### PROBLEM DESCRIPTION
Copy each line below that includes "рекламы".

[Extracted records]
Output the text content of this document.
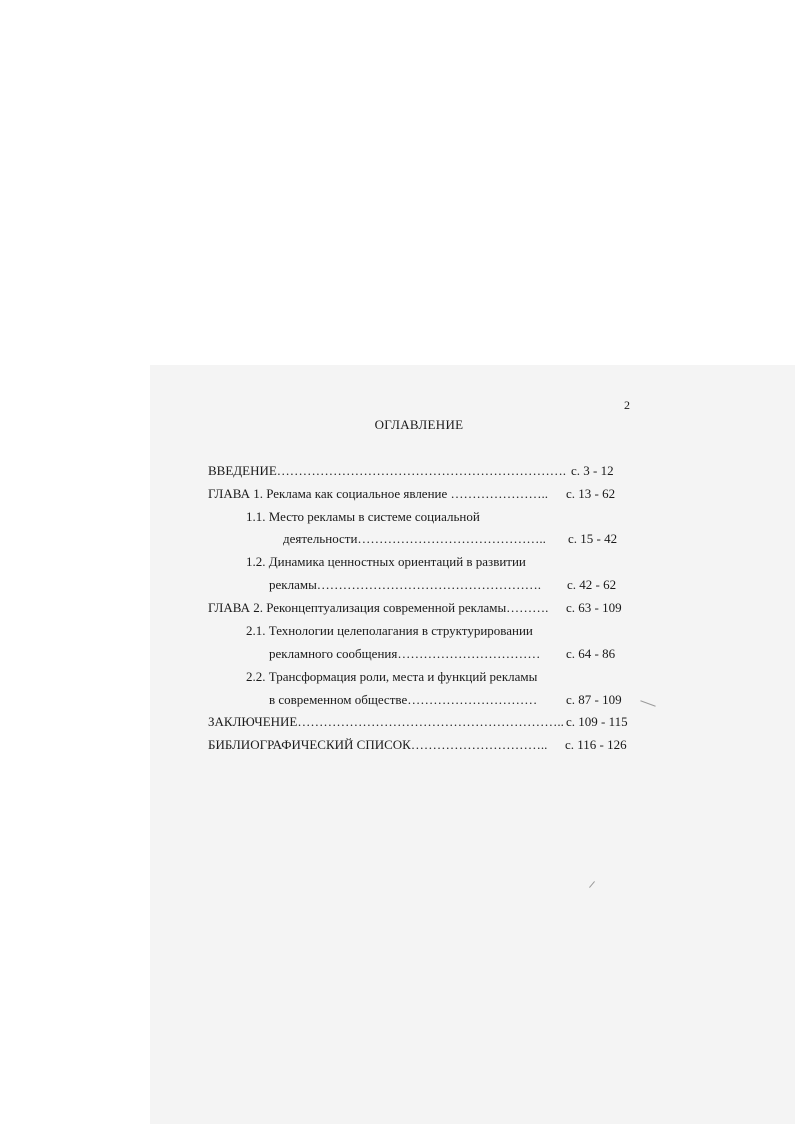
2
ОГЛАВЛЕНИЕ
ВВЕДЕНИЕ…………………………………………………………. с. 3 - 12
ГЛАВА 1. Реклама как социальное явление ………………….. с. 13 - 62
1.1. Место рекламы в системе социальной
деятельности…………………………………….. с. 15 - 42
1.2. Динамика ценностных ориентаций в развитии
рекламы……………………………………………. с. 42 - 62
ГЛАВА 2. Реконцептуализация современной рекламы………. с. 63 - 109
2.1. Технологии целеполагания в структурировании
рекламного сообщения…………………………… с. 64 - 86
2.2. Трансформация роли, места и функций рекламы
в современном обществе………………………… с. 87 - 109
ЗАКЛЮЧЕНИЕ…………………………………………………….. с. 109 - 115
БИБЛИОГРАФИЧЕСКИЙ СПИСОК………………………….. с. 116 - 126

### TASK OUTPUT
1.1. Место рекламы в системе социальной
рекламы……………………………………………. с. 42 - 62
ГЛАВА 2. Реконцептуализация современной рекламы………. с. 63 - 109
2.2. Трансформация роли, места и функций рекламы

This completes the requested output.